### SET EXERCISE:
Scan the data below and report how many lines include the word "Alloy". Nothing else is wanted.
___ STORED DATA
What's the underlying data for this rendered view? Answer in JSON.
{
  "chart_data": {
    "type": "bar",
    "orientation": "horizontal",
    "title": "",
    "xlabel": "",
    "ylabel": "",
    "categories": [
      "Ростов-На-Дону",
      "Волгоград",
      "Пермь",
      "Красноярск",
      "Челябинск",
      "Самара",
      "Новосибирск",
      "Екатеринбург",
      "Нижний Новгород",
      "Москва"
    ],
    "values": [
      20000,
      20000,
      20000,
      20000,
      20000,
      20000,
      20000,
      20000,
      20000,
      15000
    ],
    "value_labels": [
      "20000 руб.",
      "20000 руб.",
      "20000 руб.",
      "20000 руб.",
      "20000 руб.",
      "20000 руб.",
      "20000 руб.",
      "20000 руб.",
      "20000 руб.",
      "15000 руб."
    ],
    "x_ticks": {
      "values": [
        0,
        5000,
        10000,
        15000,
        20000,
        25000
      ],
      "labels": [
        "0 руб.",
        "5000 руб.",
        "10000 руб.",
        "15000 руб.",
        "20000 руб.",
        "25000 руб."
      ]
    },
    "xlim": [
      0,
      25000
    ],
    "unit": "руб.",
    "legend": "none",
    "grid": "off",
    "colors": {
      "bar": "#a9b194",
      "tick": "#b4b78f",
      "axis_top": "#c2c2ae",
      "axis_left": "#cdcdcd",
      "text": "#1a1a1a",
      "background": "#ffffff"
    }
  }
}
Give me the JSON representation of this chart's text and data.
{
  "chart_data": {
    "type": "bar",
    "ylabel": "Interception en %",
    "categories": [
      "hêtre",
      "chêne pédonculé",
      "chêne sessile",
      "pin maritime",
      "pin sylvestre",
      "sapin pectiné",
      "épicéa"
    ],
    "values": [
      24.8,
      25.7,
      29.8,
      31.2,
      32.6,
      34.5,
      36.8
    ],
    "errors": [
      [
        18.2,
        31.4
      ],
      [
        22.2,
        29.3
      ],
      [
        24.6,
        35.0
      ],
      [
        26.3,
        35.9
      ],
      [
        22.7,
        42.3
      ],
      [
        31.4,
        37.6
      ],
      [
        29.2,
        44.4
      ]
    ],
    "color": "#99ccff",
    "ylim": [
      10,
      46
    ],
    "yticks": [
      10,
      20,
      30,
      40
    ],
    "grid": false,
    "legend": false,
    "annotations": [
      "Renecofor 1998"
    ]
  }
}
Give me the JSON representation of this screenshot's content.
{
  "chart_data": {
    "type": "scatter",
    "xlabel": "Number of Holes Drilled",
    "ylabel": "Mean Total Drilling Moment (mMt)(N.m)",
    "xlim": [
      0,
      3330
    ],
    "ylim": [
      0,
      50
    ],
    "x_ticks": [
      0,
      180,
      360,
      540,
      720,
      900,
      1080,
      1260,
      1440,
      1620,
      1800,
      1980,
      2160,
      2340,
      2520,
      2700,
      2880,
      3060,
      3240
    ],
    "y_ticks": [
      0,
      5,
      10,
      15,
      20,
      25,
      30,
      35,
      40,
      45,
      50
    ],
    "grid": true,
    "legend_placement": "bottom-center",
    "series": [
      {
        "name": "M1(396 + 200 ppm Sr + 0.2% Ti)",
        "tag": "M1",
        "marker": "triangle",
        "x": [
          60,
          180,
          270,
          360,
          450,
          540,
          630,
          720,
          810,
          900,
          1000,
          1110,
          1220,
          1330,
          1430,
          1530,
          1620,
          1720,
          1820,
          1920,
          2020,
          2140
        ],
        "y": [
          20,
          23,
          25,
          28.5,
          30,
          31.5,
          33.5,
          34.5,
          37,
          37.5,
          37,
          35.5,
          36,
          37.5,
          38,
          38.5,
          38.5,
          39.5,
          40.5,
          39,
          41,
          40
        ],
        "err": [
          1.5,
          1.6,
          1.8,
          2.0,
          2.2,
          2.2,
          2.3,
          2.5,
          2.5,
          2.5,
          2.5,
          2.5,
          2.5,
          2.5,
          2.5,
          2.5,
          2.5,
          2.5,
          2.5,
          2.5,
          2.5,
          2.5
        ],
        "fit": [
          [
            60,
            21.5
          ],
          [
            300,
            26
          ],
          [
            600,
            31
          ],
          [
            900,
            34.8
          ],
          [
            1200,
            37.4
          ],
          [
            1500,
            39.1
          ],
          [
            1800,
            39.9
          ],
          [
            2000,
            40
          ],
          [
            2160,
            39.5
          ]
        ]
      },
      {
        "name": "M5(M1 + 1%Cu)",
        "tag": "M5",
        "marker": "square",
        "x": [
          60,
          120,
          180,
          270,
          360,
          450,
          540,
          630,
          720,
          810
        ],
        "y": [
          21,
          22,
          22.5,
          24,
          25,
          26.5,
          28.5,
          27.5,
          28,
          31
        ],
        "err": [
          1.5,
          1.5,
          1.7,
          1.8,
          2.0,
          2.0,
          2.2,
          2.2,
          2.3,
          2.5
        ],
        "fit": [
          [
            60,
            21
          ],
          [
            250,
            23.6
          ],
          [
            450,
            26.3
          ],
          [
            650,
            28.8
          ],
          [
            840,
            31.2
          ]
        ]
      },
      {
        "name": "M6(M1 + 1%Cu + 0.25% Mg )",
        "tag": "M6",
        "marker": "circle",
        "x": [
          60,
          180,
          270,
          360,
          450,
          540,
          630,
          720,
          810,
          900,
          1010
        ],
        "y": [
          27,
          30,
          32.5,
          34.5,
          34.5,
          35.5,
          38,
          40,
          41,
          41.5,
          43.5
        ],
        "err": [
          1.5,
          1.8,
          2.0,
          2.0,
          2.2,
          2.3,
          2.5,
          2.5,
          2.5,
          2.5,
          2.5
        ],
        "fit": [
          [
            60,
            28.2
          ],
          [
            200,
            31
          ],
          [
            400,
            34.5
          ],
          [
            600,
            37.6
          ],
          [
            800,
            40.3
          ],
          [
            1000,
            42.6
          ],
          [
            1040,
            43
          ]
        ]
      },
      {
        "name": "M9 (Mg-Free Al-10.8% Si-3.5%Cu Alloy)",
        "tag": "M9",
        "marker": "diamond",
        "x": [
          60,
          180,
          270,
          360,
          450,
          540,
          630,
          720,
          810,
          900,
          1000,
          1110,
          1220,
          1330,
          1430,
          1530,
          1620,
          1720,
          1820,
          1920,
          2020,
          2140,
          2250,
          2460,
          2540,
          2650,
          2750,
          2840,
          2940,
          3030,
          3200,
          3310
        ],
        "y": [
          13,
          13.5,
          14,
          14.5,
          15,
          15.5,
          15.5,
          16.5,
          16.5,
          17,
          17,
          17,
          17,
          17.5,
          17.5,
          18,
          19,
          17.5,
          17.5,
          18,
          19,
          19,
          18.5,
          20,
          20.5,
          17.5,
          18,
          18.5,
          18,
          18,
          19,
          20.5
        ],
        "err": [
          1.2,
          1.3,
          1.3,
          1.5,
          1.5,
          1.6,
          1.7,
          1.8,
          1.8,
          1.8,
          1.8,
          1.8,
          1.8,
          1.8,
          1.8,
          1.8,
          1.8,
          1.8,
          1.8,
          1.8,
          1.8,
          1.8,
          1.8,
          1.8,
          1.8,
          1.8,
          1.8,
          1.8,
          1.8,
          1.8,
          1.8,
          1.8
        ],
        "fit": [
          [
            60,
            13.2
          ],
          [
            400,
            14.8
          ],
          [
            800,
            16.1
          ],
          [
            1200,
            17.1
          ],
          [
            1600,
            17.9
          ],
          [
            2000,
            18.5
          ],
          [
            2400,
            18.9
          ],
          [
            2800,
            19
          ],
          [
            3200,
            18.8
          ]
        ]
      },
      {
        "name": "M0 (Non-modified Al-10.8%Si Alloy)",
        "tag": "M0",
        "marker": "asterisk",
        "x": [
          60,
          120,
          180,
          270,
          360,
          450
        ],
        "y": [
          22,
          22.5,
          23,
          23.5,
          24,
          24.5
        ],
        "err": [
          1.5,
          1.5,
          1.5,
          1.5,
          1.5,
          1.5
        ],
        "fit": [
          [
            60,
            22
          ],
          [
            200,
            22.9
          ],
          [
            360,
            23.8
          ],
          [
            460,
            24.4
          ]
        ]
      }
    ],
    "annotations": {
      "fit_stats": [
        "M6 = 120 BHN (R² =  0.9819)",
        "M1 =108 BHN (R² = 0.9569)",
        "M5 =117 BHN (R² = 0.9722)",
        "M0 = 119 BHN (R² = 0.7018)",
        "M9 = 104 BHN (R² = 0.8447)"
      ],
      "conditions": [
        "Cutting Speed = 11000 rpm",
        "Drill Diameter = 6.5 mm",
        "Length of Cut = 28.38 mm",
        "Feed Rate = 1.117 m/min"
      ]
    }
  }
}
______
### OUTPUT FOR THIS TASK:
2